**EXERCISE**. Go through the records and give each one again exactly.

(Records from a dataset)

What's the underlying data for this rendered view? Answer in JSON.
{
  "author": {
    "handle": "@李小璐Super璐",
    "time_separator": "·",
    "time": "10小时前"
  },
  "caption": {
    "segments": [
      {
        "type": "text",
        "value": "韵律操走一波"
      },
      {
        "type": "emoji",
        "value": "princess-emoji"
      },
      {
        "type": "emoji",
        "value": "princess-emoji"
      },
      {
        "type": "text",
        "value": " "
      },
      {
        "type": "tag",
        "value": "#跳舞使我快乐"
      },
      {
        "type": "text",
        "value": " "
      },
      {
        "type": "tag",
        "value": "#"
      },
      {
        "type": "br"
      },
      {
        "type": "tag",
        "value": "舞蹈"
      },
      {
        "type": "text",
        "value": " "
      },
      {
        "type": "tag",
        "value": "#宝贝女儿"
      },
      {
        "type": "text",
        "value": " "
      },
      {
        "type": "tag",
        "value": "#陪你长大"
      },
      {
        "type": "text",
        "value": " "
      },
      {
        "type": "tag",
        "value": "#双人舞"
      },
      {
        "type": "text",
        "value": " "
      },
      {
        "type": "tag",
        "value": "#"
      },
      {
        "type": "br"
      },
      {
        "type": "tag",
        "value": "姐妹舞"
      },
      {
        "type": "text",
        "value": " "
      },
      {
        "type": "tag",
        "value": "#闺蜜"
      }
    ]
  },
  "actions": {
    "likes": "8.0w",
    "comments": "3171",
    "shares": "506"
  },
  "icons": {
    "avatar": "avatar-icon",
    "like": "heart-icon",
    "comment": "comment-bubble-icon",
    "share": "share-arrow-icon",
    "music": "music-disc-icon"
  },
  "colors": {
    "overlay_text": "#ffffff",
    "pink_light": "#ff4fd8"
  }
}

**RESULT OF THE EXERCISE**.
What's the underlying data for this rendered view? Answer in JSON.
{
  "author": {
    "handle": "@李小璐Super璐",
    "time_separator": "·",
    "time": "10小时前"
  },
  "caption": {
    "segments": [
      {
        "type": "text",
        "value": "韵律操走一波"
      },
      {
        "type": "emoji",
        "value": "princess-emoji"
      },
      {
        "type": "emoji",
        "value": "princess-emoji"
      },
      {
        "type": "text",
        "value": " "
      },
      {
        "type": "tag",
        "value": "#跳舞使我快乐"
      },
      {
        "type": "text",
        "value": " "
      },
      {
        "type": "tag",
        "value": "#"
      },
      {
        "type": "br"
      },
      {
        "type": "tag",
        "value": "舞蹈"
      },
      {
        "type": "text",
        "value": " "
      },
      {
        "type": "tag",
        "value": "#宝贝女儿"
      },
      {
        "type": "text",
        "value": " "
      },
      {
        "type": "tag",
        "value": "#陪你长大"
      },
      {
        "type": "text",
        "value": " "
      },
      {
        "type": "tag",
        "value": "#双人舞"
      },
      {
        "type": "text",
        "value": " "
      },
      {
        "type": "tag",
        "value": "#"
      },
      {
        "type": "br"
      },
      {
        "type": "tag",
        "value": "姐妹舞"
      },
      {
        "type": "text",
        "value": " "
      },
      {
        "type": "tag",
        "value": "#闺蜜"
      }
    ]
  },
  "actions": {
    "likes": "8.0w",
    "comments": "3171",
    "shares": "506"
  },
  "icons": {
    "avatar": "avatar-icon",
    "like": "heart-icon",
    "comment": "comment-bubble-icon",
    "share": "share-arrow-icon",
    "music": "music-disc-icon"
  },
  "colors": {
    "overlay_text": "#ffffff",
    "pink_light": "#ff4fd8"
  }
}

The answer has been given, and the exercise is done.